Document
++++++++++

Re: FlexBox keyboard disconnect - new property proposal

> On Jun 18, 2016, at 06:06, Tab Atkins Jr. <jackalmage@gmail.com> wrote:
> 
> On Fri, Jun 17, 2016 at 7:52 AM, Brian Kardell <bkardell@gmail.com> wrote:
>> On Fri, Jun 17, 2016 at 5:53 AM, Léonie Watson <tink@tink.uk> wrote:
>>> On the face of it this seems
>>> like a good solution, but Simon made a good point - what happens when the
>>> keyboard disconnect is actually useful?
>> 
>> Can you provide an example where the keyboard disconnect is actually useful?
>> I'm not saying such a case doesn't exist, simply that it is non-obvious and
>> if that is a use-case it would be helpful to have an example documented.
> 
> Long-standing accessibility advice is to put your "main content" first
> in the DOM and things like sidebars and advertising later, using CSS
> to arrange them as desired.  This is the origin of the "holy grail
> layout" (float-based) and similar CSS hackery - Flexbox handles these
> cases much easier (example in
> <https://drafts.csswg.org/css-flexbox/#order-accessibility>).  Or
> check out the Grid example
> <https://drafts.csswg.org/css-grid/#source-independence> - the
> portrait and landscape layouts are slightly different in visual order,
> but each layout makes a lot of sense individually.

++++++++++

[Items from a dataset]
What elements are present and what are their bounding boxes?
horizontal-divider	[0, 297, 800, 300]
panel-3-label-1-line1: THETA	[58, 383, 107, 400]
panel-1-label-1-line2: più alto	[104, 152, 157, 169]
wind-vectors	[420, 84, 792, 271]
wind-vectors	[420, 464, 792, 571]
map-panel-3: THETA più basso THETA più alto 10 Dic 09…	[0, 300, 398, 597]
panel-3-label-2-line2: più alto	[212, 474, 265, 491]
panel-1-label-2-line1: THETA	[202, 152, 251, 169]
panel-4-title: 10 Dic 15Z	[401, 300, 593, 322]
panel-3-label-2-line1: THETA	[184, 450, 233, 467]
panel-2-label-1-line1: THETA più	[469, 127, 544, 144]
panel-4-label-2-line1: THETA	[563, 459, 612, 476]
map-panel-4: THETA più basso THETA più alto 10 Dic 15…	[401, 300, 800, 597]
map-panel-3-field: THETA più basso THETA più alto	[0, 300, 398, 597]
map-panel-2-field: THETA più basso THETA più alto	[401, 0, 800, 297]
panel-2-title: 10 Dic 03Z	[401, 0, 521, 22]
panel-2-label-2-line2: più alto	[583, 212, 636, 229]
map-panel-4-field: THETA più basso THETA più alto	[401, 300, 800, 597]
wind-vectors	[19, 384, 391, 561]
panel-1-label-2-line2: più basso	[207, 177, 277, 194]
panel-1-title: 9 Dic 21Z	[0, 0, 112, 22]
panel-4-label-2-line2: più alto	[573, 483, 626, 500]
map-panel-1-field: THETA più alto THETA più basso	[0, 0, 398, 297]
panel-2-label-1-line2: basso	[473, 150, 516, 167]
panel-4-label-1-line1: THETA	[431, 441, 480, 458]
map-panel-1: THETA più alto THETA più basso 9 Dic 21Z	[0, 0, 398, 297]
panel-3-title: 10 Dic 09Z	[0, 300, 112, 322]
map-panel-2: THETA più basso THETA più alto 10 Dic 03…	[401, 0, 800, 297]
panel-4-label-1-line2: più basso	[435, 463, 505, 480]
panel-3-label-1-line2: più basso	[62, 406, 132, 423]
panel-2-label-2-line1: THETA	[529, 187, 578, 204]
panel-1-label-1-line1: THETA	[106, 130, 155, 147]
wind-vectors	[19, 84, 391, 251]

++++++++++

Work required
Retype the part of the Flexbox keyboard disconnect email starting with "Re: FlexBox keyboard" and going on through "an example documented.".

Result
Re: FlexBox keyboard disconnect - new property proposal

> On Jun 18, 2016, at 06:06, Tab Atkins Jr. <jackalmage@gmail.com> wrote:
> 
> On Fri, Jun 17, 2016 at 7:52 AM, Brian Kardell <bkardell@gmail.com> wrote:
>> On Fri, Jun 17, 2016 at 5:53 AM, Léonie Watson <tink@tink.uk> wrote:
>>> On the face of it this seems
>>> like a good solution, but Simon made a good point - what happens when the
>>> keyboard disconnect is actually useful?
>> 
>> Can you provide an example where the keyboard disconnect is actually useful?
>> I'm not saying such a case doesn't exist, simply that it is non-obvious and
>> if that is a use-case it would be helpful to have an example documented.